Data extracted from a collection

*-*-*

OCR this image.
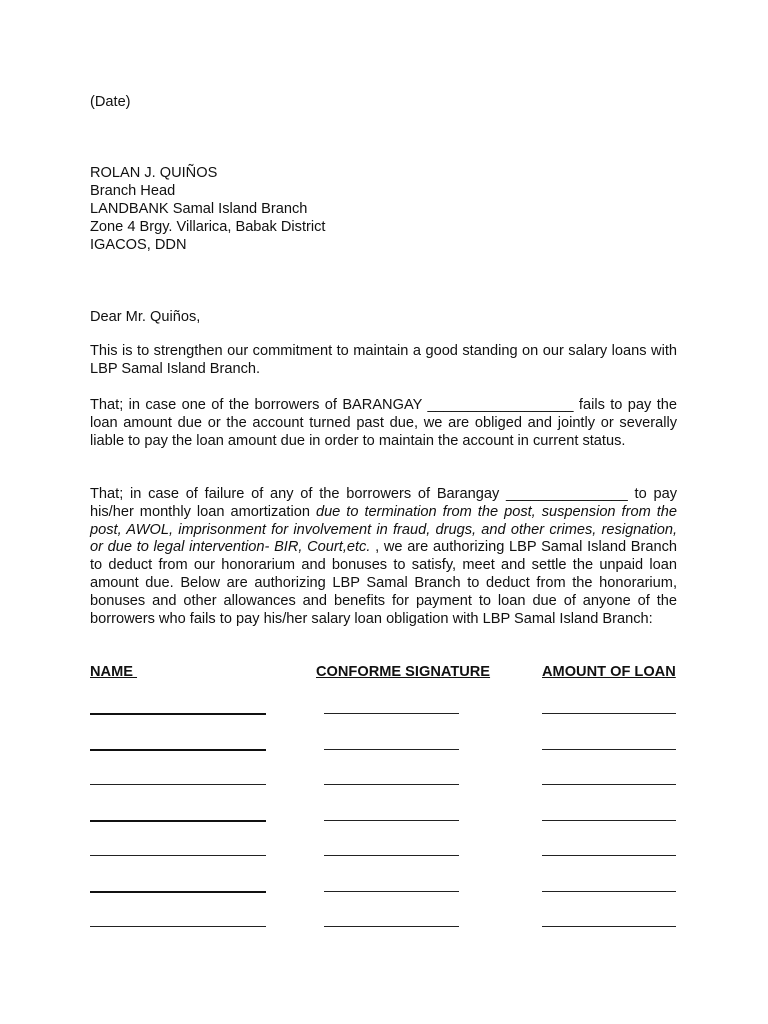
(Date)
ROLAN J. QUIÑOS
Branch Head
LANDBANK Samal Island Branch
Zone 4 Brgy. Villarica, Babak District
IGACOS, DDN
Dear Mr. Quiños,
This is to strengthen our commitment to maintain a good standing on our salary loans with LBP Samal Island Branch.
That; in case one of the borrowers of BARANGAY __________________ fails to pay the loan amount due or the account turned past due, we are obliged and jointly or severally liable to pay the loan amount due in order to maintain the account in current status.
That; in case of failure of any of the borrowers of Barangay _______________ to pay his/her monthly loan amortization due to termination from the post, suspension from the post, AWOL, imprisonment for involvement in fraud, drugs, and other crimes, resignation, or due to legal intervention- BIR, Court,etc. , we are authorizing LBP Samal Island Branch to deduct from our honorarium and bonuses to satisfy, meet and settle the unpaid loan amount due. Below are authorizing LBP Samal Branch to deduct from the honorarium, bonuses and other allowances and benefits for payment to loan due of anyone of the borrowers who fails to pay his/her salary loan obligation with LBP Samal Island Branch:
NAME	CONFORME SIGNATURE	AMOUNT OF LOAN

*-*-*

GIVEN PROBLEM — Each line in the listing above that contains "Island" should be copied.

SOLVED EXERCISE —
LANDBANK Samal Island Branch
This is to strengthen our commitment to maintain a good standing on our salary loans with LBP Samal Island Branch.
That; in case of failure of any of the borrowers of Barangay _______________ to pay his/her monthly loan amortization due to termination from the post, suspension from the post, AWOL, imprisonment for involvement in fraud, drugs, and other crimes, resignation, or due to legal intervention- BIR, Court,etc. , we are authorizing LBP Samal Island Branch to deduct from our honorarium and bonuses to satisfy, meet and settle the unpaid loan amount due. Below are authorizing LBP Samal Branch to deduct from the honorarium, bonuses and other allowances and benefits for payment to loan due of anyone of the borrowers who fails to pay his/her salary loan obligation with LBP Samal Island Branch:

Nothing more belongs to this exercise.